### DATASET EXCERPTS
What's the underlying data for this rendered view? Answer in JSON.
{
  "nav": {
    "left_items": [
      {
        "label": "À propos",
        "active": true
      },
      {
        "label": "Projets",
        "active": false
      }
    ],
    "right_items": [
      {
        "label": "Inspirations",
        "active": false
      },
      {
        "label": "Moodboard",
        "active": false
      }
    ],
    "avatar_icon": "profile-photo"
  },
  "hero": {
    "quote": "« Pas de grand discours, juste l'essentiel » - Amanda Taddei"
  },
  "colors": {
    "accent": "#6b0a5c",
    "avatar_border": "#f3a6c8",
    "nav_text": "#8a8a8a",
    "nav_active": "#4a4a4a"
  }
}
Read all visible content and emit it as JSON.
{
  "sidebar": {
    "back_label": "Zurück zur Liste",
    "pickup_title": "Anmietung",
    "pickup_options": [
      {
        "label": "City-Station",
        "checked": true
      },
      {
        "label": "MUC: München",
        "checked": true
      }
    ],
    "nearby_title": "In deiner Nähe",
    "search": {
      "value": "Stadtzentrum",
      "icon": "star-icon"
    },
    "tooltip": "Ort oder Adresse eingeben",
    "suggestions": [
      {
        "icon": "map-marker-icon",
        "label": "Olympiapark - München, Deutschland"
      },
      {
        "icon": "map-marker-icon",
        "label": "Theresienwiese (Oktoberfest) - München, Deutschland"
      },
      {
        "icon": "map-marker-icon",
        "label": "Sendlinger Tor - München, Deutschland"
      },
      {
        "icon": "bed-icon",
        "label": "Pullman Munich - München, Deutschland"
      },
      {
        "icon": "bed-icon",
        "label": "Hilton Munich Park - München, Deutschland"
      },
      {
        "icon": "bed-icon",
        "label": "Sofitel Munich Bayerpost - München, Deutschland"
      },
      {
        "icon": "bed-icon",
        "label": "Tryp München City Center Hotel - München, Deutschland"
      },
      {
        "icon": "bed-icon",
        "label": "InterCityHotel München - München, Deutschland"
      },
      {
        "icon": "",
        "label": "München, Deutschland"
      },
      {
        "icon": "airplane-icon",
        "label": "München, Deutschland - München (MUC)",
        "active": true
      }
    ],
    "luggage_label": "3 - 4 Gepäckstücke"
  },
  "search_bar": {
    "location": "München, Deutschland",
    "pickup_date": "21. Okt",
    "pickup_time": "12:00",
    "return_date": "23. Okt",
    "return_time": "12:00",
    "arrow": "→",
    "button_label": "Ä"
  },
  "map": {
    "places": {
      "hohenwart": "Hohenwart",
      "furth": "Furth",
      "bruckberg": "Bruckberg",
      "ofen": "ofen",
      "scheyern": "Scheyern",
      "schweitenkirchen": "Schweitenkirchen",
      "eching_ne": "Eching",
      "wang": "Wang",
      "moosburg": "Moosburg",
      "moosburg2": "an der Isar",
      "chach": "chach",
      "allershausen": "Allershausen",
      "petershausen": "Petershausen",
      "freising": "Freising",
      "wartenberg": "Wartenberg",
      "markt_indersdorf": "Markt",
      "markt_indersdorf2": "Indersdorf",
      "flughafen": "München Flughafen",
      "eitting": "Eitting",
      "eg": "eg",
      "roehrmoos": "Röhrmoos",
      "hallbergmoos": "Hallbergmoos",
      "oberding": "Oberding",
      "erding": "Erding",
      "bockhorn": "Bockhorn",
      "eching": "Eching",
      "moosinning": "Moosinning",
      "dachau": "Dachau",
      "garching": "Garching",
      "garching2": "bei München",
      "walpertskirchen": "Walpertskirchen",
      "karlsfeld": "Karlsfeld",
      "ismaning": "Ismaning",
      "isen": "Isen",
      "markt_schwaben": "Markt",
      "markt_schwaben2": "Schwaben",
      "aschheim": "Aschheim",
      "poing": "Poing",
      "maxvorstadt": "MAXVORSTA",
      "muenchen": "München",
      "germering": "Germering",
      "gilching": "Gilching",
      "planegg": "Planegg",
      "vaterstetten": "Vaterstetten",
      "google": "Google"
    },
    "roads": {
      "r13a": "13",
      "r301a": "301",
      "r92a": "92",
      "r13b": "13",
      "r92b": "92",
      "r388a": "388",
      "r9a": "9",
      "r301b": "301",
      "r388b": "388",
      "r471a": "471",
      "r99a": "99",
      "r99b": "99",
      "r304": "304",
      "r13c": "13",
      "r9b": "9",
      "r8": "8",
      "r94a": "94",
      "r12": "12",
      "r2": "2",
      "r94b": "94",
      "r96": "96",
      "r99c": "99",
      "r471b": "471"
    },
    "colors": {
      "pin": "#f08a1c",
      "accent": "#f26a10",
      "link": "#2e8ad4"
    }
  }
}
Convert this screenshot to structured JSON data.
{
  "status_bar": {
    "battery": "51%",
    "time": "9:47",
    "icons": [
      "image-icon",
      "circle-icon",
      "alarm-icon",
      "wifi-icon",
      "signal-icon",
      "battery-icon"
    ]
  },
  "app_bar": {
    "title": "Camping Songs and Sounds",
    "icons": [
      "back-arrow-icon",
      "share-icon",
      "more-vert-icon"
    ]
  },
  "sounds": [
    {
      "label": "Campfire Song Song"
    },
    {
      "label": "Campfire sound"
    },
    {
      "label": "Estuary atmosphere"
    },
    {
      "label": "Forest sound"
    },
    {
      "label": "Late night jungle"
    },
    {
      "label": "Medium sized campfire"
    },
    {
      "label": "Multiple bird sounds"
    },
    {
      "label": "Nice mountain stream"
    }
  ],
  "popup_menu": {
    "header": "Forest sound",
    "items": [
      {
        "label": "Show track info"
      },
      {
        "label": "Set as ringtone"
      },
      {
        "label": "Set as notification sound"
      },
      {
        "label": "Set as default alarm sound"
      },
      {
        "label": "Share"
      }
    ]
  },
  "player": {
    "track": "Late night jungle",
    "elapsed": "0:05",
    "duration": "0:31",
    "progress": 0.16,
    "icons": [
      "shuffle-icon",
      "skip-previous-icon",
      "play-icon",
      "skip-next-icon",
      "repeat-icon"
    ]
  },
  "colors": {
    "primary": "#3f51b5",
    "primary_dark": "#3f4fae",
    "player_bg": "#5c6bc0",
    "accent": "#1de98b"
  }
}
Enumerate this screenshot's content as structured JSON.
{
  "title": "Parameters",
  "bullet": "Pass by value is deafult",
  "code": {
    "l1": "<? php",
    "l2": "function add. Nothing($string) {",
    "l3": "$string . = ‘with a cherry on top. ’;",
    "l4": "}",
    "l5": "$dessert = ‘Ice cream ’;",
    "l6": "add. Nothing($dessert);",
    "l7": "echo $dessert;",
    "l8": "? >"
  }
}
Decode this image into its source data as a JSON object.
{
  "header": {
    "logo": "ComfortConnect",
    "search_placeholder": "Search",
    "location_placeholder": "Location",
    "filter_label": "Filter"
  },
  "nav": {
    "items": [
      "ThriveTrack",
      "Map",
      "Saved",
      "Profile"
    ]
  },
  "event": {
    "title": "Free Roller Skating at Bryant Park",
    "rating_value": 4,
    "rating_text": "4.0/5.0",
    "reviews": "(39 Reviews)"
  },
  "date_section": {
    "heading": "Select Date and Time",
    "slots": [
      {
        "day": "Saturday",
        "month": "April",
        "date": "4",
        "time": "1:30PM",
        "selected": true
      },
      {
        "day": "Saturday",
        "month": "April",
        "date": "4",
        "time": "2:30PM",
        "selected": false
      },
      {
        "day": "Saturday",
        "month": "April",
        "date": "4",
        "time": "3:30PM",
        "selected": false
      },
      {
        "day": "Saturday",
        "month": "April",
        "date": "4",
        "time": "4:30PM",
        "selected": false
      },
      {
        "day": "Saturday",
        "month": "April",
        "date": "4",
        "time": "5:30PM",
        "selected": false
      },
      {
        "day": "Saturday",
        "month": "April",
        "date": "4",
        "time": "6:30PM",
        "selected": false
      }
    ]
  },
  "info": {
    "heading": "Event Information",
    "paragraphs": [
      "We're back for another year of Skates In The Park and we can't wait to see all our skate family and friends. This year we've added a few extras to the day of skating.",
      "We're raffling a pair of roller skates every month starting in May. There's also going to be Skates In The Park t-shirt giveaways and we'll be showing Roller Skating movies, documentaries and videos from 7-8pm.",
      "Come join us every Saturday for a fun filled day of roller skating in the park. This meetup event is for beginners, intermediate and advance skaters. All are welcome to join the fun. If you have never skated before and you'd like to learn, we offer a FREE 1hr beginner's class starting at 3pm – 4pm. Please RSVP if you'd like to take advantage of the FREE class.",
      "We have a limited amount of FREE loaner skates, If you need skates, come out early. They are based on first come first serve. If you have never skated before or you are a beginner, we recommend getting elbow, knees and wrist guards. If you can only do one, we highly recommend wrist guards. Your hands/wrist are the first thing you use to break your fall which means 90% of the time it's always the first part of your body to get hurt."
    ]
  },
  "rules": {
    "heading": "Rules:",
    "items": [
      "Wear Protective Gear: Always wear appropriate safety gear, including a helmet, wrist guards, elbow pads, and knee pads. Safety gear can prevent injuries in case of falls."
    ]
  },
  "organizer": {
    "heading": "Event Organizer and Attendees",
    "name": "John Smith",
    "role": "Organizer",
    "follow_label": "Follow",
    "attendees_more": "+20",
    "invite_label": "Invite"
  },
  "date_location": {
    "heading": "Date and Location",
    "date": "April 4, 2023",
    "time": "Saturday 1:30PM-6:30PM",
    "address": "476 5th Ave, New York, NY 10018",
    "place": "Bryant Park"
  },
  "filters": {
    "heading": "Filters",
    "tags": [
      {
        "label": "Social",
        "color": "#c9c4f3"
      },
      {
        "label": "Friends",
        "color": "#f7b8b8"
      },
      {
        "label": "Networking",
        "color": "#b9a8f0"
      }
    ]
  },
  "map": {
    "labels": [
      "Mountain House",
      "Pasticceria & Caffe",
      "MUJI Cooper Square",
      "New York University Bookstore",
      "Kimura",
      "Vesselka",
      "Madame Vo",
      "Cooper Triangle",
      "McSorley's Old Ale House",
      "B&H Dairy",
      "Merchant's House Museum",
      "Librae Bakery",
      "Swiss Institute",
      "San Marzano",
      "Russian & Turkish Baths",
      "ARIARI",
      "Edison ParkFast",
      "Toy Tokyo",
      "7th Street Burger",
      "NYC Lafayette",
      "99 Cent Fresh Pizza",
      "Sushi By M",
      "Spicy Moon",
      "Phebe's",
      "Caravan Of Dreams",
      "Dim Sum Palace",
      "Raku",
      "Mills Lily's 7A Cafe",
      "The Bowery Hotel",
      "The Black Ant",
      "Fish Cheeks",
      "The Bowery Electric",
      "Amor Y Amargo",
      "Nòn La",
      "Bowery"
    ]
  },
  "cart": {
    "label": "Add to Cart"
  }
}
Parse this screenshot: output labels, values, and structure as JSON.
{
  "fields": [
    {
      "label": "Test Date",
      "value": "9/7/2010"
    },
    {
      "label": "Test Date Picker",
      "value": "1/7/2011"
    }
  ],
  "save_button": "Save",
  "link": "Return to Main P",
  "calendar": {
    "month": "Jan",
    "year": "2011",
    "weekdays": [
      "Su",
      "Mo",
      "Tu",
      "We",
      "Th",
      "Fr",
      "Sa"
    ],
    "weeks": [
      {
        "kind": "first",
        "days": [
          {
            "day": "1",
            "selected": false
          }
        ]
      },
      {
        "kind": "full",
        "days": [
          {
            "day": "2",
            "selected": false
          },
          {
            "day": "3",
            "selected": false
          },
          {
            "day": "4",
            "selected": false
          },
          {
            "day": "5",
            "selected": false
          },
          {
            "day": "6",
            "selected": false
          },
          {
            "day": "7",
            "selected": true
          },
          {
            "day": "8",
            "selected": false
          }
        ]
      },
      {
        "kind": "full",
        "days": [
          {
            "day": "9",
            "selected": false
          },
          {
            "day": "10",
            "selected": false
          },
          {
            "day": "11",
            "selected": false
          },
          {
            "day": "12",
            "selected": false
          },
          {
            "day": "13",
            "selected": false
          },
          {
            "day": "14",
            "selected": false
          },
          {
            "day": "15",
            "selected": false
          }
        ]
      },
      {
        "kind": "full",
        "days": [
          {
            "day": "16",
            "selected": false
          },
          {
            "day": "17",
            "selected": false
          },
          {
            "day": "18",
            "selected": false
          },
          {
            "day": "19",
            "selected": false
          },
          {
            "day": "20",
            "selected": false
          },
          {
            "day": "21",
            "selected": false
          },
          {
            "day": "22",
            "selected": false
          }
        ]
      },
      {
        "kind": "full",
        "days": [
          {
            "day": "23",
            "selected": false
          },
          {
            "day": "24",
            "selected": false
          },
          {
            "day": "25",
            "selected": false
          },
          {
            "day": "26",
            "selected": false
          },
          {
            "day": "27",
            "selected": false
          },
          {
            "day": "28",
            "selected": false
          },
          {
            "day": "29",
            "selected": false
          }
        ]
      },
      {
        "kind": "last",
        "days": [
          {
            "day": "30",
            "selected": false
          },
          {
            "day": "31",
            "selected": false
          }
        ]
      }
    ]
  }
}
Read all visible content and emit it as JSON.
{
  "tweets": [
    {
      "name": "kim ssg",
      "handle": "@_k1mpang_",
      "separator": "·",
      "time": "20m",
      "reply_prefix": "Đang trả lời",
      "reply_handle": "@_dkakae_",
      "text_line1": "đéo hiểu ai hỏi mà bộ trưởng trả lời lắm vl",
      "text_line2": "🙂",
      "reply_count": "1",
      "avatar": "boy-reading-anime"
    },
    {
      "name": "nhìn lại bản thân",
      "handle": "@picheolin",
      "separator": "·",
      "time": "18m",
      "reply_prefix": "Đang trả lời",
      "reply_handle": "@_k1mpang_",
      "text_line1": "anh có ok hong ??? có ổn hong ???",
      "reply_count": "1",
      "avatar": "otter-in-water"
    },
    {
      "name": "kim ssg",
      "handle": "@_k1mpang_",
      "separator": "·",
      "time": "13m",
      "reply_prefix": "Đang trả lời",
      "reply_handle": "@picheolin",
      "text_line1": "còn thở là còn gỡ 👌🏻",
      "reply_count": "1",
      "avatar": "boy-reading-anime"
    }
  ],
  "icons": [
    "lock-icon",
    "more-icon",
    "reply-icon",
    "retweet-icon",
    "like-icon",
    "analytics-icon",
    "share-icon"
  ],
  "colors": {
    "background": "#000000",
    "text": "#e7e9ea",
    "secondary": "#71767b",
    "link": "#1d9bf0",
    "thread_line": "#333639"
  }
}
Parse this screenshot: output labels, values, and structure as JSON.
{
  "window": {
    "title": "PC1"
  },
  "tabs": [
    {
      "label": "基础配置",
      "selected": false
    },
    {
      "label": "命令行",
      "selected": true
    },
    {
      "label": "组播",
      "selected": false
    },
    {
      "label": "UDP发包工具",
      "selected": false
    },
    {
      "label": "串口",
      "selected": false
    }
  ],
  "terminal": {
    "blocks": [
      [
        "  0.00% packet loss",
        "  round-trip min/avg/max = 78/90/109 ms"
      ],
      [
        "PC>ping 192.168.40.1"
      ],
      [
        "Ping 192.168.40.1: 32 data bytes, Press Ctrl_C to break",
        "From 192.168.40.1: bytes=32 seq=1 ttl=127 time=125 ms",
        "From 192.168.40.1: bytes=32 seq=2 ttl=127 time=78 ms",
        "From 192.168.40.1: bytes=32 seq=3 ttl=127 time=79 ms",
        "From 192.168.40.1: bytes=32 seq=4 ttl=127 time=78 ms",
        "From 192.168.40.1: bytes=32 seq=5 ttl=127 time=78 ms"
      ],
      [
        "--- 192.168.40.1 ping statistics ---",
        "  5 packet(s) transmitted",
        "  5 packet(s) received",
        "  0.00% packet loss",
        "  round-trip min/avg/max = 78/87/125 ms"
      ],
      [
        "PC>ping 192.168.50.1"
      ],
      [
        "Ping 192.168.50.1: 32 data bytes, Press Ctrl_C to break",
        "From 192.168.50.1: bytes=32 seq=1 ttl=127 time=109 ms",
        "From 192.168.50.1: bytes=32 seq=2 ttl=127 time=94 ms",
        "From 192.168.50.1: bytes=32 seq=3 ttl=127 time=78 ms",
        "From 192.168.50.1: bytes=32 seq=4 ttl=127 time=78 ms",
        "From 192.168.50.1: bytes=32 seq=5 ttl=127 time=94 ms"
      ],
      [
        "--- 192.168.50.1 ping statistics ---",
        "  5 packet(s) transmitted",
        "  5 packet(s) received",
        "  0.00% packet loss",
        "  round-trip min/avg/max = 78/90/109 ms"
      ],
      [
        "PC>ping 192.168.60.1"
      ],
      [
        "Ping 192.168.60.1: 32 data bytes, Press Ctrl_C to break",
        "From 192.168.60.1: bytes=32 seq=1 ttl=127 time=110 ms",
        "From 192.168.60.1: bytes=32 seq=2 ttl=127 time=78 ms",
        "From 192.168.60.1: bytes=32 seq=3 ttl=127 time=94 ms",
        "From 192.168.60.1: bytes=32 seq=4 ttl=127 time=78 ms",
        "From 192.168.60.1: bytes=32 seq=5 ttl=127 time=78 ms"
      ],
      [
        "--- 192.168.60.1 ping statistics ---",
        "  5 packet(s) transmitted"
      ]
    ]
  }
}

### GIVEN REQUEST
Look over the listing above. Pick out and copy every line that includes "House".

### OUTPUT FOR THIS EXERCISE
      "Mountain House",
      "McSorley's Old Ale House",
      "Merchant's House Museum",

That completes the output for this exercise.